**WHAT TO DO:** Narrow the data below down to the lines containing "document".

···

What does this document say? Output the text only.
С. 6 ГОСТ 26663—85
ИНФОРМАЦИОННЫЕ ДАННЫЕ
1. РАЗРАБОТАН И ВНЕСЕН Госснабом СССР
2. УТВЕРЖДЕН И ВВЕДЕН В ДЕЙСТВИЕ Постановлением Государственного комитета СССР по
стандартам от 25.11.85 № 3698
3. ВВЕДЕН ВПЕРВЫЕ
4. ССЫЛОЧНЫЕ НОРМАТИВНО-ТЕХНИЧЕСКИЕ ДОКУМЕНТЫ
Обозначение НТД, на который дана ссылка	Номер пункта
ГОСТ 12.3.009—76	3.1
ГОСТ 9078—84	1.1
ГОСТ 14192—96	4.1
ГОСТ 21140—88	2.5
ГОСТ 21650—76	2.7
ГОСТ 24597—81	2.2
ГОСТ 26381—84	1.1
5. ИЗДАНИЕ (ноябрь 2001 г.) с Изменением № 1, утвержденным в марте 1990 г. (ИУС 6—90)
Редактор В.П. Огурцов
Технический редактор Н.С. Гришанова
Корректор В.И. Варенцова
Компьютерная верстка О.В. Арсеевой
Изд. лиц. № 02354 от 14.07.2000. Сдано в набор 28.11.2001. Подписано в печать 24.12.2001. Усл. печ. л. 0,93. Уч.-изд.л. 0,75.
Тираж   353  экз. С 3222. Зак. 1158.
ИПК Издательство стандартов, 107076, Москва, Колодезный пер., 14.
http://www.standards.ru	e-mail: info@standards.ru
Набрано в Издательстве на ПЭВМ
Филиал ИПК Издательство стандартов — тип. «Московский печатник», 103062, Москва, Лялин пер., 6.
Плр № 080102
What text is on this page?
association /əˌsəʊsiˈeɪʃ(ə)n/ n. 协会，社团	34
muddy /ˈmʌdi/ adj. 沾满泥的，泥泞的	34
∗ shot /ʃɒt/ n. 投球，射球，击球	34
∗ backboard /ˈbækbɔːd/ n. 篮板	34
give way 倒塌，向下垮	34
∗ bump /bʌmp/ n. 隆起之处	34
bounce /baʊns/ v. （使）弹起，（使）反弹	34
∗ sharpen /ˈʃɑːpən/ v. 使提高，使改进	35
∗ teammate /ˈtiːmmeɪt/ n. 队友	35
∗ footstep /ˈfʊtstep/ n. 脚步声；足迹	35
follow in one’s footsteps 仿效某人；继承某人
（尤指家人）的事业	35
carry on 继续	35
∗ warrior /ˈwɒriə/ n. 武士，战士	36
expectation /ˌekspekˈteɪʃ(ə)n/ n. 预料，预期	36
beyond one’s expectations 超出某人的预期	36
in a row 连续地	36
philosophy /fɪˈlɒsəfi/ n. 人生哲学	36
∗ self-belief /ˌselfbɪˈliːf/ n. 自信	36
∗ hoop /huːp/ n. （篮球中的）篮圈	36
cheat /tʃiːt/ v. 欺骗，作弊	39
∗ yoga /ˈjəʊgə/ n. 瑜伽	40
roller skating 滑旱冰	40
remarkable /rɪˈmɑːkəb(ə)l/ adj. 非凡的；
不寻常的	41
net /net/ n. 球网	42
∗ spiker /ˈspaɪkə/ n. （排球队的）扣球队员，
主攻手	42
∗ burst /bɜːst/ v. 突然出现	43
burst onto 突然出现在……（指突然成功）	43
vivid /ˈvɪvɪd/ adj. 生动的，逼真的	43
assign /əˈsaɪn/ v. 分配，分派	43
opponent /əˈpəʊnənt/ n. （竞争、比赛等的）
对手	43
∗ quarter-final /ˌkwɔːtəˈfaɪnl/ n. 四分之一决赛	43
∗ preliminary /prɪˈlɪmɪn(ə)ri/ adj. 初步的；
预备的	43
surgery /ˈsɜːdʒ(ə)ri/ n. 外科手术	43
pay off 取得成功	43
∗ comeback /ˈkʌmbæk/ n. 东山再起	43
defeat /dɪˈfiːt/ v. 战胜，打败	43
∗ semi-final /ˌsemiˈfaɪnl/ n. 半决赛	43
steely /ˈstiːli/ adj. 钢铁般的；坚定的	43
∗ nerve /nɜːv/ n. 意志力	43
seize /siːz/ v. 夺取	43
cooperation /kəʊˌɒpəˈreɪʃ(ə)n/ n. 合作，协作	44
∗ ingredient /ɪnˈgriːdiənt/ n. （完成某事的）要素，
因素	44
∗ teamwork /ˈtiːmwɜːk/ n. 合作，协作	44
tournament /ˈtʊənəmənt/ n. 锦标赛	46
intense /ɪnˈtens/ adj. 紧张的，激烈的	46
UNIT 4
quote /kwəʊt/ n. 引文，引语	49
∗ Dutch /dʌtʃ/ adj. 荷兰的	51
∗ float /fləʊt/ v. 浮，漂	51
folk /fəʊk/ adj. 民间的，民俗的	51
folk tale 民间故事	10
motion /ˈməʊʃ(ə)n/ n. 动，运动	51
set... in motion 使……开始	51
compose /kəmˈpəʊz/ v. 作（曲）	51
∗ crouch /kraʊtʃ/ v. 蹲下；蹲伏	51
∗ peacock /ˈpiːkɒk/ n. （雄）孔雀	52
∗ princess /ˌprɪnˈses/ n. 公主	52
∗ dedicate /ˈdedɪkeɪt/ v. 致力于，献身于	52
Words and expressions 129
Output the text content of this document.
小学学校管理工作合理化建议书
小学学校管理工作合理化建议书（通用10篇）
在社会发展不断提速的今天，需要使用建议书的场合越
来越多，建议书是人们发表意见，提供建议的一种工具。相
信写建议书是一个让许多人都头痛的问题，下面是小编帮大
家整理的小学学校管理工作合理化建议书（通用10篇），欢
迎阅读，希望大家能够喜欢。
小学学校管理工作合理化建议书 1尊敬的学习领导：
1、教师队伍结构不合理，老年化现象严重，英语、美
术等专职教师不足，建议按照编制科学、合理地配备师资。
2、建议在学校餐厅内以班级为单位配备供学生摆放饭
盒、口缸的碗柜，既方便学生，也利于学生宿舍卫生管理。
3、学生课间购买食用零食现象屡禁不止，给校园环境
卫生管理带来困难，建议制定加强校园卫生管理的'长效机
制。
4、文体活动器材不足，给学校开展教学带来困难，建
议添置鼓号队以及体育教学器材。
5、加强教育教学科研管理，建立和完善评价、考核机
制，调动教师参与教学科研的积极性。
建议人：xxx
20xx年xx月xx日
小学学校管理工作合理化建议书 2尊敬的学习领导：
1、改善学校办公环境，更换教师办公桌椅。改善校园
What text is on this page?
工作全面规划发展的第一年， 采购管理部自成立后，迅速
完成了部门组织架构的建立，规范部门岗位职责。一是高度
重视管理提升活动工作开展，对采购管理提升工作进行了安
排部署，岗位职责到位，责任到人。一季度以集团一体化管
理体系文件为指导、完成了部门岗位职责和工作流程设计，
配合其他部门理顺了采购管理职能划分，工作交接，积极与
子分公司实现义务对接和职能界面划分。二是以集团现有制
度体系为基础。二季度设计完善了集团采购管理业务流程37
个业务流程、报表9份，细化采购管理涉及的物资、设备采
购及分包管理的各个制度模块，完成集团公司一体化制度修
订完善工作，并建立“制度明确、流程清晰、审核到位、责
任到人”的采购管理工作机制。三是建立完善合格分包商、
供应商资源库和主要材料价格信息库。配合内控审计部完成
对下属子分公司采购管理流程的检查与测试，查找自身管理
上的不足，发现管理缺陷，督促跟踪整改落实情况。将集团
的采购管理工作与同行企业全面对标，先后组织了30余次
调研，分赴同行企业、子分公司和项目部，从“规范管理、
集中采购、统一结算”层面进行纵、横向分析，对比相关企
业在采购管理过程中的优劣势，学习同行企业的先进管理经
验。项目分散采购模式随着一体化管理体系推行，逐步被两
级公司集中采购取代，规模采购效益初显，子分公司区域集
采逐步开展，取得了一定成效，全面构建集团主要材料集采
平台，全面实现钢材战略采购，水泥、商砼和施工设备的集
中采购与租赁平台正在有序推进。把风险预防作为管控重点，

···

**FULL SOLUTION:**
What does this document say? Output the text only.
Output the text content of this document.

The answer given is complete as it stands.